**Input data**
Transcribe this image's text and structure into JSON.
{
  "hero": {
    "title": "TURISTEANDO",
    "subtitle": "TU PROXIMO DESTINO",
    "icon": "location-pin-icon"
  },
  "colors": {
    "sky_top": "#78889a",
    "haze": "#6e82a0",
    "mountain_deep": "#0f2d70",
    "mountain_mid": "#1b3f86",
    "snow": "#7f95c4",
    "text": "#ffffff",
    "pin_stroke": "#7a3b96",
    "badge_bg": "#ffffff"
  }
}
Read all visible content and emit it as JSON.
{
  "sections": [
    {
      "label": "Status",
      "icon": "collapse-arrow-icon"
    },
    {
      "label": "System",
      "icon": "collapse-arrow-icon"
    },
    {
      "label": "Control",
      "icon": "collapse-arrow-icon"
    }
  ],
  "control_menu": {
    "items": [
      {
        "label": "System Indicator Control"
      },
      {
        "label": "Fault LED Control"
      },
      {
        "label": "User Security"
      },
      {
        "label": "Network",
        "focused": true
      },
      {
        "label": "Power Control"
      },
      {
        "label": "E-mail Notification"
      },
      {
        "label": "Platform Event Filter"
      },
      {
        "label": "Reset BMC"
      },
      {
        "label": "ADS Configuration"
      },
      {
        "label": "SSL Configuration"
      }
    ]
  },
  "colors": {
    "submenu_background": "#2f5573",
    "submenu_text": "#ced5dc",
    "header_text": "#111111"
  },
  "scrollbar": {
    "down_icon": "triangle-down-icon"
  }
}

**Written task**
Return each line of the records above exactly as it reads.

**Written answer**
Transcribe this image's text and structure into JSON.
{
  "hero": {
    "title": "TURISTEANDO",
    "subtitle": "TU PROXIMO DESTINO",
    "icon": "location-pin-icon"
  },
  "colors": {
    "sky_top": "#78889a",
    "haze": "#6e82a0",
    "mountain_deep": "#0f2d70",
    "mountain_mid": "#1b3f86",
    "snow": "#7f95c4",
    "text": "#ffffff",
    "pin_stroke": "#7a3b96",
    "badge_bg": "#ffffff"
  }
}
Read all visible content and emit it as JSON.
{
  "sections": [
    {
      "label": "Status",
      "icon": "collapse-arrow-icon"
    },
    {
      "label": "System",
      "icon": "collapse-arrow-icon"
    },
    {
      "label": "Control",
      "icon": "collapse-arrow-icon"
    }
  ],
  "control_menu": {
    "items": [
      {
        "label": "System Indicator Control"
      },
      {
        "label": "Fault LED Control"
      },
      {
        "label": "User Security"
      },
      {
        "label": "Network",
        "focused": true
      },
      {
        "label": "Power Control"
      },
      {
        "label": "E-mail Notification"
      },
      {
        "label": "Platform Event Filter"
      },
      {
        "label": "Reset BMC"
      },
      {
        "label": "ADS Configuration"
      },
      {
        "label": "SSL Configuration"
      }
    ]
  },
  "colors": {
    "submenu_background": "#2f5573",
    "submenu_text": "#ced5dc",
    "header_text": "#111111"
  },
  "scrollbar": {
    "down_icon": "triangle-down-icon"
  }
}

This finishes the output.